EXERCISE GOAL
In the data below, find each line containing the string "JSON" and return it.

╭─ EXCERPTED DATA

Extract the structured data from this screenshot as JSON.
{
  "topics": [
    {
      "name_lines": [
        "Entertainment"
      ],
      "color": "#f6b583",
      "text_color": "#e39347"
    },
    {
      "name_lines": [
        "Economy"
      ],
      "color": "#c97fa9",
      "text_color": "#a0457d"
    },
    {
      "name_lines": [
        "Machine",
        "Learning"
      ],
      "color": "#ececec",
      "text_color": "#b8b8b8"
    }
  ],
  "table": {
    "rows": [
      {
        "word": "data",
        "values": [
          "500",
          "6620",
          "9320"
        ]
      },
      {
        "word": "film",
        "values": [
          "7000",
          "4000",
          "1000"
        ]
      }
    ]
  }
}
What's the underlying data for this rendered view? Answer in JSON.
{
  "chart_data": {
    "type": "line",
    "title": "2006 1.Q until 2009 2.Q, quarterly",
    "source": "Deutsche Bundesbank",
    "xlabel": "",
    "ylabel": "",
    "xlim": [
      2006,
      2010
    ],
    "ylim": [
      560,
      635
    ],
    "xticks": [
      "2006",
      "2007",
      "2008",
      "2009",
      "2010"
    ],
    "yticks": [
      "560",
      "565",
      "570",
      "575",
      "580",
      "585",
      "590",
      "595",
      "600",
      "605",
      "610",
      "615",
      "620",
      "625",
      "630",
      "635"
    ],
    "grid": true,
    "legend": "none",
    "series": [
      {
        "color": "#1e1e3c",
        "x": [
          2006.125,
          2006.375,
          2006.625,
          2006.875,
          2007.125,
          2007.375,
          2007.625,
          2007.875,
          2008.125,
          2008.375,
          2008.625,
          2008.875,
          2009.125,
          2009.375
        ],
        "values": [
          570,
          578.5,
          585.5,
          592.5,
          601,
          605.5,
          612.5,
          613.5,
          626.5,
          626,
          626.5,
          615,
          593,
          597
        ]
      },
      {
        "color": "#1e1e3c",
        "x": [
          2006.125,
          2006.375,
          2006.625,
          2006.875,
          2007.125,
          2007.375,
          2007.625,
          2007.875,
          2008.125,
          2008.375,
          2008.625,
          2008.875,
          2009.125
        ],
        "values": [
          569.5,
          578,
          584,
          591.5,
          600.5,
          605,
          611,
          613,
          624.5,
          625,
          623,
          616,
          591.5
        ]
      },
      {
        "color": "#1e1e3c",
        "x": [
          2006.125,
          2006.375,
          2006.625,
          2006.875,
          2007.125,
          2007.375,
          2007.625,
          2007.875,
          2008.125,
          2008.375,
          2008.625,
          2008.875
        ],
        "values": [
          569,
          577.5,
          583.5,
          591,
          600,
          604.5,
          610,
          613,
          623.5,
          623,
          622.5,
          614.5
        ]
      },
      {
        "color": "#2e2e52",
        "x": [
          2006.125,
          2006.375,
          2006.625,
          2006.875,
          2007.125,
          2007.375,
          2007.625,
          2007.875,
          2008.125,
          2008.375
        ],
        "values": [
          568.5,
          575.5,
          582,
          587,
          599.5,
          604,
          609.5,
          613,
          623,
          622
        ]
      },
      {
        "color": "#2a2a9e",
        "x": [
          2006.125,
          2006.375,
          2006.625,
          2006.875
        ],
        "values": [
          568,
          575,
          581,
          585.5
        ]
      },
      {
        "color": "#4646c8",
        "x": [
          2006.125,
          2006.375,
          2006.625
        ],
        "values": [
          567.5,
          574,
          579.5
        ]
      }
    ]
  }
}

╰─

OUTPUT
Extract the structured data from this screenshot as JSON.
What's the underlying data for this rendered view? Answer in JSON.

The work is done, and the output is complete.